*Requirement:*
Copy the listing below with every instance of "point-label" swapped for "data-label", leaving all other text unchanged.

########

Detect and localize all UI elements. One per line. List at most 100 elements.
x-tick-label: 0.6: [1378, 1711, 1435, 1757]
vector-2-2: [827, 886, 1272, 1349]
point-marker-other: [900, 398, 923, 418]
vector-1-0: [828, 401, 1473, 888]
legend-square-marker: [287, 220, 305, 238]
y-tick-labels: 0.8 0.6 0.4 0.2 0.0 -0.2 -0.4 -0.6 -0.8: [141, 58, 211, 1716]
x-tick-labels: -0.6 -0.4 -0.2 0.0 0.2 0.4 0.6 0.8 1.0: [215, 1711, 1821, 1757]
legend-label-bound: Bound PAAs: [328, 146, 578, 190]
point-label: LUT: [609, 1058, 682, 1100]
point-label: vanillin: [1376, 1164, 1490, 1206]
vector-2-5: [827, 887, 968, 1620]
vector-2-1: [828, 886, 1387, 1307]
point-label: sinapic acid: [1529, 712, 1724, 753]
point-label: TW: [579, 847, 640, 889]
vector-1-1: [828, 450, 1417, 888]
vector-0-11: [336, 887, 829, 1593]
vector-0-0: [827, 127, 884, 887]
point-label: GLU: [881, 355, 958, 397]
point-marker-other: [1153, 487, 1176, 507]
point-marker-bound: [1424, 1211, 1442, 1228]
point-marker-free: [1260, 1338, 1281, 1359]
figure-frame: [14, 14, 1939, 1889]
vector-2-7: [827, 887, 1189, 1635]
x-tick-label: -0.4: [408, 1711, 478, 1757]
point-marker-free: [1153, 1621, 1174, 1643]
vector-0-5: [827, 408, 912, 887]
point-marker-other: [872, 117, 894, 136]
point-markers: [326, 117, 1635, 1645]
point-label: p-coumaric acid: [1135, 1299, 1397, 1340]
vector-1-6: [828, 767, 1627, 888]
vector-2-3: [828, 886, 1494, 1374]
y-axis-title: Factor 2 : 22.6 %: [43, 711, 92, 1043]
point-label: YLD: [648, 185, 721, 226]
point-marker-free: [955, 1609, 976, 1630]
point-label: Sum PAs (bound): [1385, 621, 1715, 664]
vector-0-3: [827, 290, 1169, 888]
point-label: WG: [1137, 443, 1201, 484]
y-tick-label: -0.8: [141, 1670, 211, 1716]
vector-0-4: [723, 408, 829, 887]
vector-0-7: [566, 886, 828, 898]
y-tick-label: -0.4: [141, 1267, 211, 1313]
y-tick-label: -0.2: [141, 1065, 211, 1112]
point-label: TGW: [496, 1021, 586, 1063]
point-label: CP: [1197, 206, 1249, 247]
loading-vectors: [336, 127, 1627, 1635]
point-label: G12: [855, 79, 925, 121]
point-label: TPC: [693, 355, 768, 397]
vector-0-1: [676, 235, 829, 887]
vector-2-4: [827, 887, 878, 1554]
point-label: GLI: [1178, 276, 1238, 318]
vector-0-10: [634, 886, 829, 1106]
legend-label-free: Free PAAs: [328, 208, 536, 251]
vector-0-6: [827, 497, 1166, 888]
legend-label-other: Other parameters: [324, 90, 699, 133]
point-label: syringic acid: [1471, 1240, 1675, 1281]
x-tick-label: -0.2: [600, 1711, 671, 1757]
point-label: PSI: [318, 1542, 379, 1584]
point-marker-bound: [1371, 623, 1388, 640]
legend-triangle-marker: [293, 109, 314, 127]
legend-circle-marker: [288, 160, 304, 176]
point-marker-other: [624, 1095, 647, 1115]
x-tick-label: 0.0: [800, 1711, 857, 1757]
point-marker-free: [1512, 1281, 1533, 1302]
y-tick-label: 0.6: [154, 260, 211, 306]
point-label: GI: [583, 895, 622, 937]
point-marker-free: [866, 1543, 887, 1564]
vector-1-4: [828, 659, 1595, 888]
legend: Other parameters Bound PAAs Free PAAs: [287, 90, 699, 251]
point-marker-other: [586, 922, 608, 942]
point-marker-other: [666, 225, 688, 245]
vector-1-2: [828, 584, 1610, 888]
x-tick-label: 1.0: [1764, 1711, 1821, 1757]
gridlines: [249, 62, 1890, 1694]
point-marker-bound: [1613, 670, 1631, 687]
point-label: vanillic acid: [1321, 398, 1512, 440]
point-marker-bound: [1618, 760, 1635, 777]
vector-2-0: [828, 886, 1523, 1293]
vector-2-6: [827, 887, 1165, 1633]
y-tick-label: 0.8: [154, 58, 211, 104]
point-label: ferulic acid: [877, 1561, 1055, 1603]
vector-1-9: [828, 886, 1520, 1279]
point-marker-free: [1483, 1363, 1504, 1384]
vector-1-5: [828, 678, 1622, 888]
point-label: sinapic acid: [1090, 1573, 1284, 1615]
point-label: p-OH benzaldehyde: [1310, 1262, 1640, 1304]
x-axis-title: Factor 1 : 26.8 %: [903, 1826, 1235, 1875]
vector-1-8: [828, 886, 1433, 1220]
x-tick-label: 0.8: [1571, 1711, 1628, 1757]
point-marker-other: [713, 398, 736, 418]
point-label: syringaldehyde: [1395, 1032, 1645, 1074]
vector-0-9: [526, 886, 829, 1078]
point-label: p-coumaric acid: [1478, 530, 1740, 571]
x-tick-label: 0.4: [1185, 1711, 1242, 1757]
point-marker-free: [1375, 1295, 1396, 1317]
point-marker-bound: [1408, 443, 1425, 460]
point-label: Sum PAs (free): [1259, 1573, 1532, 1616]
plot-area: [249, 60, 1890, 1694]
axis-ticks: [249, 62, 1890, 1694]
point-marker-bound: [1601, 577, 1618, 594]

########

*Finished answer:*
Detect and localize all UI elements. One per line. List at most 100 elements.
x-tick-label: 0.6: [1378, 1711, 1435, 1757]
vector-2-2: [827, 886, 1272, 1349]
point-marker-other: [900, 398, 923, 418]
vector-1-0: [828, 401, 1473, 888]
legend-square-marker: [287, 220, 305, 238]
y-tick-labels: 0.8 0.6 0.4 0.2 0.0 -0.2 -0.4 -0.6 -0.8: [141, 58, 211, 1716]
x-tick-labels: -0.6 -0.4 -0.2 0.0 0.2 0.4 0.6 0.8 1.0: [215, 1711, 1821, 1757]
legend-label-bound: Bound PAAs: [328, 146, 578, 190]
data-label: LUT: [609, 1058, 682, 1100]
data-label: vanillin: [1376, 1164, 1490, 1206]
vector-2-5: [827, 887, 968, 1620]
vector-2-1: [828, 886, 1387, 1307]
data-label: sinapic acid: [1529, 712, 1724, 753]
data-label: TW: [579, 847, 640, 889]
vector-1-1: [828, 450, 1417, 888]
vector-0-11: [336, 887, 829, 1593]
vector-0-0: [827, 127, 884, 887]
data-label: GLU: [881, 355, 958, 397]
point-marker-other: [1153, 487, 1176, 507]
point-marker-bound: [1424, 1211, 1442, 1228]
point-marker-free: [1260, 1338, 1281, 1359]
figure-frame: [14, 14, 1939, 1889]
vector-2-7: [827, 887, 1189, 1635]
x-tick-label: -0.4: [408, 1711, 478, 1757]
point-marker-free: [1153, 1621, 1174, 1643]
vector-0-5: [827, 408, 912, 887]
point-marker-other: [872, 117, 894, 136]
point-markers: [326, 117, 1635, 1645]
data-label: p-coumaric acid: [1135, 1299, 1397, 1340]
vector-1-6: [828, 767, 1627, 888]
vector-2-3: [828, 886, 1494, 1374]
y-axis-title: Factor 2 : 22.6 %: [43, 711, 92, 1043]
data-label: YLD: [648, 185, 721, 226]
point-marker-free: [955, 1609, 976, 1630]
data-label: Sum PAs (bound): [1385, 621, 1715, 664]
vector-0-3: [827, 290, 1169, 888]
data-label: WG: [1137, 443, 1201, 484]
y-tick-label: -0.8: [141, 1670, 211, 1716]
vector-0-4: [723, 408, 829, 887]
vector-0-7: [566, 886, 828, 898]
y-tick-label: -0.4: [141, 1267, 211, 1313]
y-tick-label: -0.2: [141, 1065, 211, 1112]
data-label: TGW: [496, 1021, 586, 1063]
data-label: CP: [1197, 206, 1249, 247]
loading-vectors: [336, 127, 1627, 1635]
data-label: G12: [855, 79, 925, 121]
data-label: TPC: [693, 355, 768, 397]
vector-0-1: [676, 235, 829, 887]
vector-2-4: [827, 887, 878, 1554]
data-label: GLI: [1178, 276, 1238, 318]
vector-0-10: [634, 886, 829, 1106]
legend-label-free: Free PAAs: [328, 208, 536, 251]
vector-0-6: [827, 497, 1166, 888]
legend-label-other: Other parameters: [324, 90, 699, 133]
data-label: syringic acid: [1471, 1240, 1675, 1281]
x-tick-label: -0.2: [600, 1711, 671, 1757]
data-label: PSI: [318, 1542, 379, 1584]
point-marker-bound: [1371, 623, 1388, 640]
legend-triangle-marker: [293, 109, 314, 127]
legend-circle-marker: [288, 160, 304, 176]
point-marker-other: [624, 1095, 647, 1115]
x-tick-label: 0.0: [800, 1711, 857, 1757]
point-marker-free: [1512, 1281, 1533, 1302]
y-tick-label: 0.6: [154, 260, 211, 306]
data-label: GI: [583, 895, 622, 937]
point-marker-free: [866, 1543, 887, 1564]
vector-1-4: [828, 659, 1595, 888]
legend: Other parameters Bound PAAs Free PAAs: [287, 90, 699, 251]
point-marker-other: [586, 922, 608, 942]
point-marker-other: [666, 225, 688, 245]
vector-1-2: [828, 584, 1610, 888]
x-tick-label: 1.0: [1764, 1711, 1821, 1757]
gridlines: [249, 62, 1890, 1694]
point-marker-bound: [1613, 670, 1631, 687]
data-label: vanillic acid: [1321, 398, 1512, 440]
point-marker-bound: [1618, 760, 1635, 777]
vector-2-0: [828, 886, 1523, 1293]
vector-2-6: [827, 887, 1165, 1633]
y-tick-label: 0.8: [154, 58, 211, 104]
data-label: ferulic acid: [877, 1561, 1055, 1603]
vector-1-9: [828, 886, 1520, 1279]
point-marker-free: [1483, 1363, 1504, 1384]
vector-1-5: [828, 678, 1622, 888]
data-label: sinapic acid: [1090, 1573, 1284, 1615]
data-label: p-OH benzaldehyde: [1310, 1262, 1640, 1304]
x-axis-title: Factor 1 : 26.8 %: [903, 1826, 1235, 1875]
vector-1-8: [828, 886, 1433, 1220]
x-tick-label: 0.8: [1571, 1711, 1628, 1757]
point-marker-other: [713, 398, 736, 418]
data-label: syringaldehyde: [1395, 1032, 1645, 1074]
vector-0-9: [526, 886, 829, 1078]
data-label: p-coumaric acid: [1478, 530, 1740, 571]
x-tick-label: 0.4: [1185, 1711, 1242, 1757]
point-marker-free: [1375, 1295, 1396, 1317]
point-marker-bound: [1408, 443, 1425, 460]
data-label: Sum PAs (free): [1259, 1573, 1532, 1616]
plot-area: [249, 60, 1890, 1694]
axis-ticks: [249, 62, 1890, 1694]
point-marker-bound: [1601, 577, 1618, 594]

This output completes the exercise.